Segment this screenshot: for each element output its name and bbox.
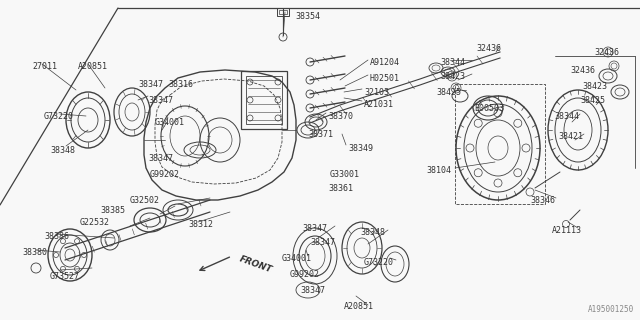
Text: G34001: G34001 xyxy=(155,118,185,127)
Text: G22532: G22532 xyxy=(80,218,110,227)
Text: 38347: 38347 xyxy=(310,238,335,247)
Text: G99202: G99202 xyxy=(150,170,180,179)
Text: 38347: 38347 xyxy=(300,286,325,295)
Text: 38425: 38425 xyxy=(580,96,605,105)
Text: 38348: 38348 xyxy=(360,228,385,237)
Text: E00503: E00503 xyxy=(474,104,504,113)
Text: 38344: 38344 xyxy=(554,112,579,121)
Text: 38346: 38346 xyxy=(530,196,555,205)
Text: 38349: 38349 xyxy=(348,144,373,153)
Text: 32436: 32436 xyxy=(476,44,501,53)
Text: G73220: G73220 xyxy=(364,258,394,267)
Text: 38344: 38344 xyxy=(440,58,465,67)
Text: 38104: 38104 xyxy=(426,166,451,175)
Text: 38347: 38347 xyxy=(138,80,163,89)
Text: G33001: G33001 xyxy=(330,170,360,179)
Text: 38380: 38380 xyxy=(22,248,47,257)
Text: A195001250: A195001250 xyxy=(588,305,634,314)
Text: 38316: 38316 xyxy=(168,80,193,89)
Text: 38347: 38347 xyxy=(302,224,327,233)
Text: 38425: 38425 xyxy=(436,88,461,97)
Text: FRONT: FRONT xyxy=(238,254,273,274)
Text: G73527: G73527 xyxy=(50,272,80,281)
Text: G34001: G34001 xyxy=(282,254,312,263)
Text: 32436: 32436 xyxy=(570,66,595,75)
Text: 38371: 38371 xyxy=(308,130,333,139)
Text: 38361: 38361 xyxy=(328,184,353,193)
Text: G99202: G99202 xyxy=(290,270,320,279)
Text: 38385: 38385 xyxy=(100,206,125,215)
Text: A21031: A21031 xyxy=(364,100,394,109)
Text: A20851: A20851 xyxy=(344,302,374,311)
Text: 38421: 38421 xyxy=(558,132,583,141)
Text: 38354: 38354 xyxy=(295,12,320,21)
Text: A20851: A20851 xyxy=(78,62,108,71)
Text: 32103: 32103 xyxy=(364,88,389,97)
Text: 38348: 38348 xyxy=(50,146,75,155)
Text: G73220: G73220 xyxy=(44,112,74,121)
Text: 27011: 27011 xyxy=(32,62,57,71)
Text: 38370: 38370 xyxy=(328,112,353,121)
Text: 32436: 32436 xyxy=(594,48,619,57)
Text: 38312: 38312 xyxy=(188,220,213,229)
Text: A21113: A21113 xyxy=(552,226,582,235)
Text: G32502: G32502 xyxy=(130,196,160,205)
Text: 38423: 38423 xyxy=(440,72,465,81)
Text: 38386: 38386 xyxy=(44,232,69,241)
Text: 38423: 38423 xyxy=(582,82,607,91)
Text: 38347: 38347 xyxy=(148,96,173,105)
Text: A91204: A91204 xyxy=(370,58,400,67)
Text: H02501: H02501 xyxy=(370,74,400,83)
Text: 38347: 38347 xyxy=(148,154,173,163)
· · · · ·
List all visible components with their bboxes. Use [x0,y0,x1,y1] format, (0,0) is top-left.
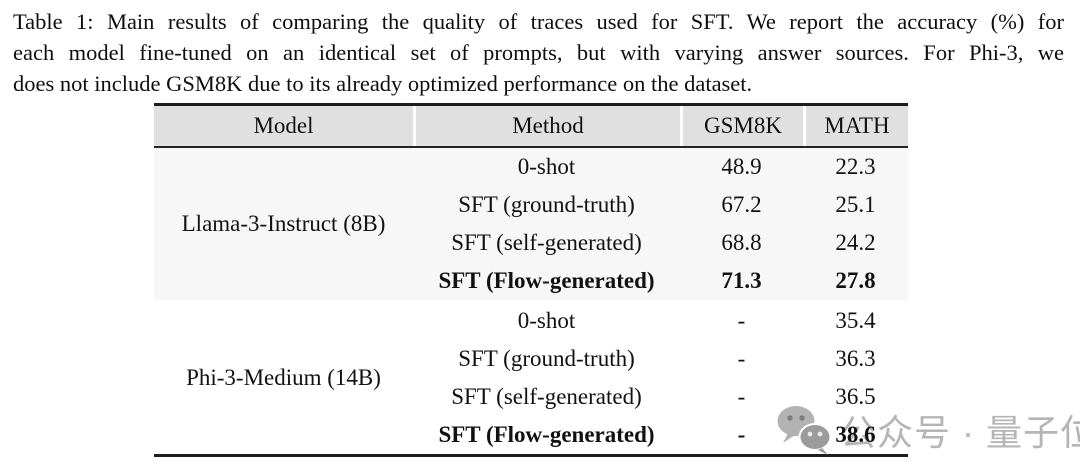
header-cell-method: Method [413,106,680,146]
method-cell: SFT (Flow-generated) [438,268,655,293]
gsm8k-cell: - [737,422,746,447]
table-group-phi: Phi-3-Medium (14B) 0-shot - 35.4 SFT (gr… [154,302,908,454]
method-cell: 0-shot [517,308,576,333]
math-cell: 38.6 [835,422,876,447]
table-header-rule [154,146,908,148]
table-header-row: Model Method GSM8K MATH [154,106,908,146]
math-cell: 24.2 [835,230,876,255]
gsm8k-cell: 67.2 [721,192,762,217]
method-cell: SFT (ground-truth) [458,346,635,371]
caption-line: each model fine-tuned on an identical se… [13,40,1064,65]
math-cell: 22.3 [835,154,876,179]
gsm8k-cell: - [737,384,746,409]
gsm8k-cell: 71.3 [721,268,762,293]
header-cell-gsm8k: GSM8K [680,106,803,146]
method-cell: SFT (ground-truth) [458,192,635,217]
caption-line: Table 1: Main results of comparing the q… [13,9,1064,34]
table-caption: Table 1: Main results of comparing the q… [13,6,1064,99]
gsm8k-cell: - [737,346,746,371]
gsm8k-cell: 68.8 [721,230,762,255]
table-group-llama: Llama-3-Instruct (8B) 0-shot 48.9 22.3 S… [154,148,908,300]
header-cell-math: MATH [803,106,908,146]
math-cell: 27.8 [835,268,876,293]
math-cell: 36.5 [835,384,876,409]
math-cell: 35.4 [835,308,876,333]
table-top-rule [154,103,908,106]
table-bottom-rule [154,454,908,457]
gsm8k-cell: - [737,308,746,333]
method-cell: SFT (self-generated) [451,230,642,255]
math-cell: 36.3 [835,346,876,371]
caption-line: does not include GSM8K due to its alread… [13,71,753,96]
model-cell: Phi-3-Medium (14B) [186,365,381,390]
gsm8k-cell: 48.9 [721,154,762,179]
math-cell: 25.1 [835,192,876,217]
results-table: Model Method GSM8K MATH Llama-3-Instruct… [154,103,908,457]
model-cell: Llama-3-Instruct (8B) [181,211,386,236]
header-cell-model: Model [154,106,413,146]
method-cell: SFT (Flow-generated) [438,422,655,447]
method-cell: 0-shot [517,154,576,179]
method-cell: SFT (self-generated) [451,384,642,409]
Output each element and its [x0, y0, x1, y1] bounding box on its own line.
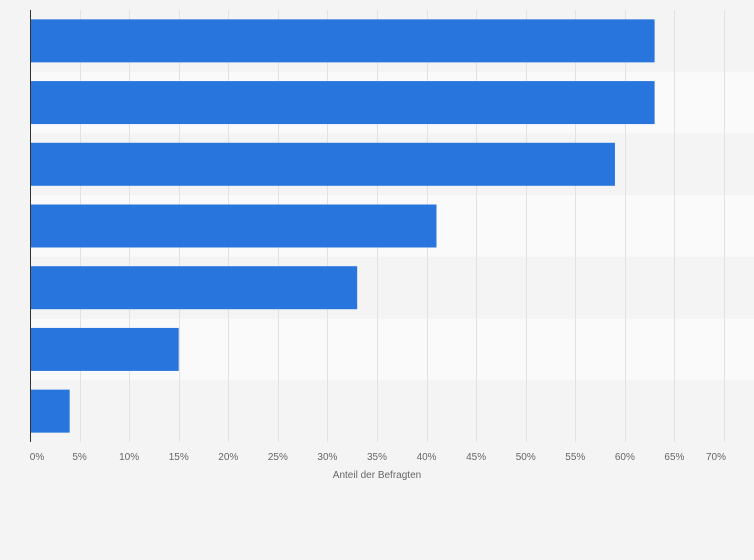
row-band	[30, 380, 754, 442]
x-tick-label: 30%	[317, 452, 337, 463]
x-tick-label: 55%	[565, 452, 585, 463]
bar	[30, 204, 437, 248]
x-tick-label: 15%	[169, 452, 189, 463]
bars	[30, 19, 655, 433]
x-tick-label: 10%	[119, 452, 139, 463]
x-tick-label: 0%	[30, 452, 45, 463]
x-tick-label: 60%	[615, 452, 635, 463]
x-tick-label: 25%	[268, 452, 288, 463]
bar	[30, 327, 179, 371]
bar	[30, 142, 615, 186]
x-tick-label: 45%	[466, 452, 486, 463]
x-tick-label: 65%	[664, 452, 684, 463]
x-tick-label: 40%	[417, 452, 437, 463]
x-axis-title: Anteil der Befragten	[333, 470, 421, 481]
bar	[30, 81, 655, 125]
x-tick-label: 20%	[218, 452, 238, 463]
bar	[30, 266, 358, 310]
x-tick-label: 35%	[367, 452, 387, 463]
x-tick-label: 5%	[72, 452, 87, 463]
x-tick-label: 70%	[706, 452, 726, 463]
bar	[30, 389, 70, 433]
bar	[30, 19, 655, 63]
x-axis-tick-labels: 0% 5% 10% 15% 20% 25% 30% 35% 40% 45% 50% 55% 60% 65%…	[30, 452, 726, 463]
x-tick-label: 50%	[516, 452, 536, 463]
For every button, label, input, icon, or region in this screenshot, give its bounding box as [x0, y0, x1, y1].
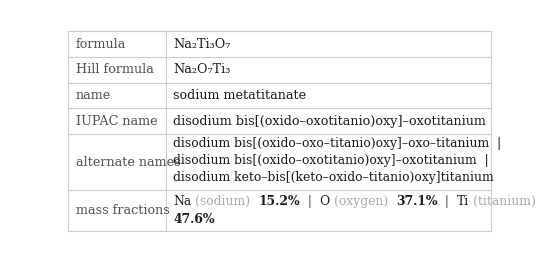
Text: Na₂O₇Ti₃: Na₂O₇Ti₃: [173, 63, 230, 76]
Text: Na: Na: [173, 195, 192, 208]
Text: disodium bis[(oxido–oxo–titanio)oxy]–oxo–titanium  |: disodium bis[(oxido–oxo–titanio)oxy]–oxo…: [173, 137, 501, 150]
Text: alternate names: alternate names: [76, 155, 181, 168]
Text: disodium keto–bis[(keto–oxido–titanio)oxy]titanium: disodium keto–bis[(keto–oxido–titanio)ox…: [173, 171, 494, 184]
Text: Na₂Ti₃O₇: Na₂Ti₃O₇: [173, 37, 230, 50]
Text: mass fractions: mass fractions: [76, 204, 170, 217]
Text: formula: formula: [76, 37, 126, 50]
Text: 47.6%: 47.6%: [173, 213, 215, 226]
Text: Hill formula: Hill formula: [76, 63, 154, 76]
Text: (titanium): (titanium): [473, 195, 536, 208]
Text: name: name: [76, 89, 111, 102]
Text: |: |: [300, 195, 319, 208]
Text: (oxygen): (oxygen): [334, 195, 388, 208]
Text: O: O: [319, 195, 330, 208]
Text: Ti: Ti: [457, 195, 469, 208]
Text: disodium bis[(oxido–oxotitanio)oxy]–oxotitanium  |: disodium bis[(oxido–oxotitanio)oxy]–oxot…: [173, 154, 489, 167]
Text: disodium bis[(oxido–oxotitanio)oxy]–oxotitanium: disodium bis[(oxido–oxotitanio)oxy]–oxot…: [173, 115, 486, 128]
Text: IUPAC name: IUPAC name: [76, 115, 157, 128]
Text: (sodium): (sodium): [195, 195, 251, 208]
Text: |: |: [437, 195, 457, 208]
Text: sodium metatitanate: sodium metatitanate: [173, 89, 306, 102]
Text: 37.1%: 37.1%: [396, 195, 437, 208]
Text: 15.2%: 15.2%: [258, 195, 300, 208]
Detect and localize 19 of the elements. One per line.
· · · · ·
### Exercise prompt:
How many lines in the entries above contain the word "this"? Reply with the number alone.

### Answer for the task:
2